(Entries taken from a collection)
==========
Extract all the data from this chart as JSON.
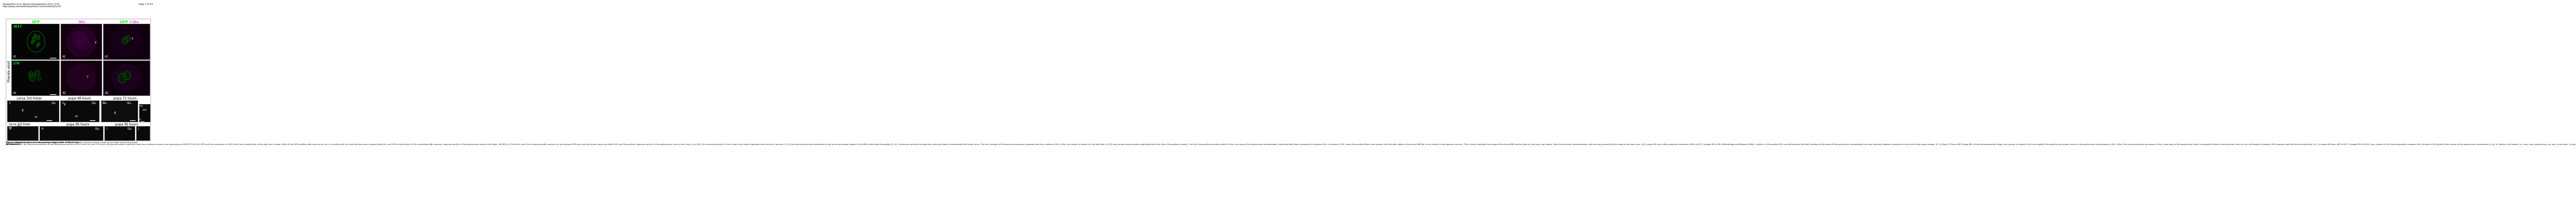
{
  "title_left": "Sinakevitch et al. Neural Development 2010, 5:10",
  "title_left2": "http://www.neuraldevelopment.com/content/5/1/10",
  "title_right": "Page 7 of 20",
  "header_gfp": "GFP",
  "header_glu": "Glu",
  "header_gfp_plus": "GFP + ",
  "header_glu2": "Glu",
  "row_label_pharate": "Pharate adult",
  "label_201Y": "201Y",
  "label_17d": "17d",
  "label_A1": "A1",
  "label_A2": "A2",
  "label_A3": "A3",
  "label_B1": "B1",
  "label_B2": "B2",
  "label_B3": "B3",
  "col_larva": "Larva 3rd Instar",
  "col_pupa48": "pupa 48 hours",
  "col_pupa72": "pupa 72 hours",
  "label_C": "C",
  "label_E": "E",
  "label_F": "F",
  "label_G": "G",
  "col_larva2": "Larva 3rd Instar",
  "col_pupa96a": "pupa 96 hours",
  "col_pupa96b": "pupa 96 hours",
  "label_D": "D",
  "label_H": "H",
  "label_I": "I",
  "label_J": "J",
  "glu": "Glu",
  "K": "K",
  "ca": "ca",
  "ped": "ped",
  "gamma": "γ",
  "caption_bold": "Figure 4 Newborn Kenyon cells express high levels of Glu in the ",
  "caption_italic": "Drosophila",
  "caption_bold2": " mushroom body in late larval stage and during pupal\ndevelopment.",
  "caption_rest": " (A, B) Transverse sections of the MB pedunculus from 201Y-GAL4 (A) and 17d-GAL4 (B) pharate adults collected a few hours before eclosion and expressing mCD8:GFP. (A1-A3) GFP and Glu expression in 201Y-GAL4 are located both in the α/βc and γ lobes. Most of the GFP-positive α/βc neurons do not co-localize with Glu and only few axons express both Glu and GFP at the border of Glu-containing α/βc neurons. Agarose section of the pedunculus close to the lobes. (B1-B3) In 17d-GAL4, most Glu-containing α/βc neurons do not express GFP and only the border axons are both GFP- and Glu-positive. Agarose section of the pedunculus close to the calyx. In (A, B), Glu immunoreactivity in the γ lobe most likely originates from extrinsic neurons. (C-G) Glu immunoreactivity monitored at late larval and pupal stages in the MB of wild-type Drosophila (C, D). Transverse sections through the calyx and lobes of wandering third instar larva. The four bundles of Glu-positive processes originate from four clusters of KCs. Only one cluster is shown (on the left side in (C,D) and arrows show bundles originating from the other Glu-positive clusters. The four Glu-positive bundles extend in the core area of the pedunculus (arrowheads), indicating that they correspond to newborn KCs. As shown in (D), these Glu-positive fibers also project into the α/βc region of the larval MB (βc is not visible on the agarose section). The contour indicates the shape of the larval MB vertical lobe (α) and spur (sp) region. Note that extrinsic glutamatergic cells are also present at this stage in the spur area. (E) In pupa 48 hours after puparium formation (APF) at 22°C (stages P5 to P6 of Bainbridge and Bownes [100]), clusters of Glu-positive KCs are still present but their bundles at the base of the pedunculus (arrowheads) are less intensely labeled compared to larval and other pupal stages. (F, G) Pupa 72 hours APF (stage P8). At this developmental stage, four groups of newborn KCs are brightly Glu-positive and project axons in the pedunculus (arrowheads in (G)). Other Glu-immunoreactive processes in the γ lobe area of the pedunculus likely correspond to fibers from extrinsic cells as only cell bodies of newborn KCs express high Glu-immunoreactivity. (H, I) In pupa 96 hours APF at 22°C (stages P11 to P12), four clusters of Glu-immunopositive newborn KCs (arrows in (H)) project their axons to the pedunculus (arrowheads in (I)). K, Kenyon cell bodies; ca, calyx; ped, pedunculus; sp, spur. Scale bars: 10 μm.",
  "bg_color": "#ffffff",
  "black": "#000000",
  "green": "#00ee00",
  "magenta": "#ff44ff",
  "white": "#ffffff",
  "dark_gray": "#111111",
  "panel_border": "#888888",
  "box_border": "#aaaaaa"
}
==========
Exercise directions: What you print must match the entries exactly, except that no pictures appear.

Expected answer:
Extract all the data from this chart as JSON.
{
  "title_left": "Sinakevitch et al. Neural Development 2010, 5:10",
  "title_left2": "http://www.neuraldevelopment.com/content/5/1/10",
  "title_right": "Page 7 of 20",
  "header_gfp": "GFP",
  "header_glu": "Glu",
  "header_gfp_plus": "GFP + ",
  "header_glu2": "Glu",
  "row_label_pharate": "Pharate adult",
  "label_201Y": "201Y",
  "label_17d": "17d",
  "label_A1": "A1",
  "label_A2": "A2",
  "label_A3": "A3",
  "label_B1": "B1",
  "label_B2": "B2",
  "label_B3": "B3",
  "col_larva": "Larva 3rd Instar",
  "col_pupa48": "pupa 48 hours",
  "col_pupa72": "pupa 72 hours",
  "label_C": "C",
  "label_E": "E",
  "label_F": "F",
  "label_G": "G",
  "col_larva2": "Larva 3rd Instar",
  "col_pupa96a": "pupa 96 hours",
  "col_pupa96b": "pupa 96 hours",
  "label_D": "D",
  "label_H": "H",
  "label_I": "I",
  "label_J": "J",
  "glu": "Glu",
  "K": "K",
  "ca": "ca",
  "ped": "ped",
  "gamma": "γ",
  "caption_bold": "Figure 4 Newborn Kenyon cells express high levels of Glu in the ",
  "caption_italic": "Drosophila",
  "caption_bold2": " mushroom body in late larval stage and during pupal\ndevelopment.",
  "caption_rest": " (A, B) Transverse sections of the MB pedunculus from 201Y-GAL4 (A) and 17d-GAL4 (B) pharate adults collected a few hours before eclosion and expressing mCD8:GFP. (A1-A3) GFP and Glu expression in 201Y-GAL4 are located both in the α/βc and γ lobes. Most of the GFP-positive α/βc neurons do not co-localize with Glu and only few axons express both Glu and GFP at the border of Glu-containing α/βc neurons. Agarose section of the pedunculus close to the lobes. (B1-B3) In 17d-GAL4, most Glu-containing α/βc neurons do not express GFP and only the border axons are both GFP- and Glu-positive. Agarose section of the pedunculus close to the calyx. In (A, B), Glu immunoreactivity in the γ lobe most likely originates from extrinsic neurons. (C-G) Glu immunoreactivity monitored at late larval and pupal stages in the MB of wild-type Drosophila (C, D). Transverse sections through the calyx and lobes of wandering third instar larva. The four bundles of Glu-positive processes originate from four clusters of KCs. Only one cluster is shown (on the left side in (C,D) and arrows show bundles originating from the other Glu-positive clusters. The four Glu-positive bundles extend in the core area of the pedunculus (arrowheads), indicating that they correspond to newborn KCs. As shown in (D), these Glu-positive fibers also project into the α/βc region of the larval MB (βc is not visible on the agarose section). The contour indicates the shape of the larval MB vertical lobe (α) and spur (sp) region. Note that extrinsic glutamatergic cells are also present at this stage in the spur area. (E) In pupa 48 hours after puparium formation (APF) at 22°C (stages P5 to P6 of Bainbridge and Bownes [100]), clusters of Glu-positive KCs are still present but their bundles at the base of the pedunculus (arrowheads) are less intensely labeled compared to larval and other pupal stages. (F, G) Pupa 72 hours APF (stage P8). At this developmental stage, four groups of newborn KCs are brightly Glu-positive and project axons in the pedunculus (arrowheads in (G)). Other Glu-immunoreactive processes in the γ lobe area of the pedunculus likely correspond to fibers from extrinsic cells as only cell bodies of newborn KCs express high Glu-immunoreactivity. (H, I) In pupa 96 hours APF at 22°C (stages P11 to P12), four clusters of Glu-immunopositive newborn KCs (arrows in (H)) project their axons to the pedunculus (arrowheads in (I)). K, Kenyon cell bodies; ca, calyx; ped, pedunculus; sp, spur. Scale bars: 10 μm.",
  "bg_color": "#ffffff",
  "black": "#000000",
  "green": "#00ee00",
  "magenta": "#ff44ff",
  "white": "#ffffff",
  "dark_gray": "#111111",
  "panel_border": "#888888",
  "box_border": "#aaaaaa"
}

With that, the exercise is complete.